Start
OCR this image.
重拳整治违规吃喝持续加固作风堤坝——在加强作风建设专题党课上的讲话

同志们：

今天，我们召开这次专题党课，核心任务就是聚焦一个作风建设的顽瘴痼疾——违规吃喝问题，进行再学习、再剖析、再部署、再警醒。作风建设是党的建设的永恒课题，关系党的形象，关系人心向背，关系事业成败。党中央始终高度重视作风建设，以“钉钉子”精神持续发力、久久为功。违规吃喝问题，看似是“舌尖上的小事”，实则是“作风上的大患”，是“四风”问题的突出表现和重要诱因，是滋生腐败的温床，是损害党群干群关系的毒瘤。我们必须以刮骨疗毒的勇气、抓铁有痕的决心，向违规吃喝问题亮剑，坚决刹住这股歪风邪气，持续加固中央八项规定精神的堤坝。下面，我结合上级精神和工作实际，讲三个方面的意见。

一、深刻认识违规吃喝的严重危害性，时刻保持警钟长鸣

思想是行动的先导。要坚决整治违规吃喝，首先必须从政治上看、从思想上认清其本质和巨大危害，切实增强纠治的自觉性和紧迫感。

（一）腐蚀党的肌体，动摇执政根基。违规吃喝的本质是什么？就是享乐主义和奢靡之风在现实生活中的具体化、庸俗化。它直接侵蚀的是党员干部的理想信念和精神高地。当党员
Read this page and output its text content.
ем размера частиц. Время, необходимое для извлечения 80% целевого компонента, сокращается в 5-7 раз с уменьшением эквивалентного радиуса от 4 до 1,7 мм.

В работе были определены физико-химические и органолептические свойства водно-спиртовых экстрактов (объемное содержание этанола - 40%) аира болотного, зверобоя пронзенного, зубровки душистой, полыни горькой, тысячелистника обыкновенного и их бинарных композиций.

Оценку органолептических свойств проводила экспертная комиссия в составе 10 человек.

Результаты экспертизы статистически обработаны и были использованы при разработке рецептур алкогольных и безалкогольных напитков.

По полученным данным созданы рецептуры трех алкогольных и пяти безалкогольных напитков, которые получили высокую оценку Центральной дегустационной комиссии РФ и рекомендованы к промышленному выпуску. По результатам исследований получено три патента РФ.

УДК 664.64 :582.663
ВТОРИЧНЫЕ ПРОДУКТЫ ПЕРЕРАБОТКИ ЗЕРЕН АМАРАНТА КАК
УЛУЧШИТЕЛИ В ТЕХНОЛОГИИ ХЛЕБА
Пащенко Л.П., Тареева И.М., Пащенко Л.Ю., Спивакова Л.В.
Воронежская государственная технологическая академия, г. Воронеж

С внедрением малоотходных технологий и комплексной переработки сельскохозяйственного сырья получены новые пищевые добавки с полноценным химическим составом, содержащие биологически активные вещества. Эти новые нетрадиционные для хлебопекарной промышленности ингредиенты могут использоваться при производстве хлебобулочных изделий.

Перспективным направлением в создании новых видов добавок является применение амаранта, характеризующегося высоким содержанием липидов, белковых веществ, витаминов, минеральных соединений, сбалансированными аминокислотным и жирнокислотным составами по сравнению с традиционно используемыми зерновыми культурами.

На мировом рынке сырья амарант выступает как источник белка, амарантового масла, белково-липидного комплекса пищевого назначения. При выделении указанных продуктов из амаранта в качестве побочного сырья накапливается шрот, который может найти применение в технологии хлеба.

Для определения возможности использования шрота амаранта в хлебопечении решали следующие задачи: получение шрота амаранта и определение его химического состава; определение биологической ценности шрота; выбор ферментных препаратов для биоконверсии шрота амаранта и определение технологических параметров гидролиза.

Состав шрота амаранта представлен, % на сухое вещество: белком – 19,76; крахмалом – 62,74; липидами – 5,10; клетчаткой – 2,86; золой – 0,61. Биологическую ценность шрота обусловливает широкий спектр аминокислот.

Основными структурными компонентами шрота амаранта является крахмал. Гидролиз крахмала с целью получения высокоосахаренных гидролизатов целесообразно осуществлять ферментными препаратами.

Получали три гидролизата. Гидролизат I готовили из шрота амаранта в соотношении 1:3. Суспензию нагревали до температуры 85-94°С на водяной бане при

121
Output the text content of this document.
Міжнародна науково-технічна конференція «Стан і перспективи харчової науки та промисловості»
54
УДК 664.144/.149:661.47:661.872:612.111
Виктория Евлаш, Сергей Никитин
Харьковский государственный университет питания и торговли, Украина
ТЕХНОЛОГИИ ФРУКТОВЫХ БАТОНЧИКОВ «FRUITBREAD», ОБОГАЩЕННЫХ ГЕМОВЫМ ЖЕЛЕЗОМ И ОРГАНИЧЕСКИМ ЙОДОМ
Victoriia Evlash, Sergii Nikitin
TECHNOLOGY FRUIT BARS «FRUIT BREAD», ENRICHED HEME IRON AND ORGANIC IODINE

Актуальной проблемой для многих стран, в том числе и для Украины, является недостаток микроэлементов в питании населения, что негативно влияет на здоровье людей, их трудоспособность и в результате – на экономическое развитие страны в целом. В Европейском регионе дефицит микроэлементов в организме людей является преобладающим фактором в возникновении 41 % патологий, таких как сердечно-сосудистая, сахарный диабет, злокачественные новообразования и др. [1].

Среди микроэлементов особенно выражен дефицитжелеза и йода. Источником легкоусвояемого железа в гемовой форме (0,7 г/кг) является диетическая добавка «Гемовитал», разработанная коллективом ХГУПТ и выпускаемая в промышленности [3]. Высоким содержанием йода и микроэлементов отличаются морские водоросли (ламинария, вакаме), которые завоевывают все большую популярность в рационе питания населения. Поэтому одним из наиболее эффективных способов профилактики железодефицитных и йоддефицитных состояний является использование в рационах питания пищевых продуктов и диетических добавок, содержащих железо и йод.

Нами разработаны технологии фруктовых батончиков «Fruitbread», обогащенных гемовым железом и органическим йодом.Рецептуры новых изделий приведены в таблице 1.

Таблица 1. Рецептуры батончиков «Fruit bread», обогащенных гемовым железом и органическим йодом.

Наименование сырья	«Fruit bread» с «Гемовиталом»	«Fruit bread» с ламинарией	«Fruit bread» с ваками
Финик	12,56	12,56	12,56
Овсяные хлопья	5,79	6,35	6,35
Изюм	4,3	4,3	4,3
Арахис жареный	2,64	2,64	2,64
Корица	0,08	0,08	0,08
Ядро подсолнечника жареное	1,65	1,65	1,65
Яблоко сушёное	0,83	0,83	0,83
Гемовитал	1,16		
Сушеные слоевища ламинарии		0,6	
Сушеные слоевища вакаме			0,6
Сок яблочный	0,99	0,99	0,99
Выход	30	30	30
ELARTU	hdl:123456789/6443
End
## Description of the task
Pull out all lines in the data above that include "this".

## Solution to the problem
OCR this image.
Read this page and output its text content.
Output the text content of this document.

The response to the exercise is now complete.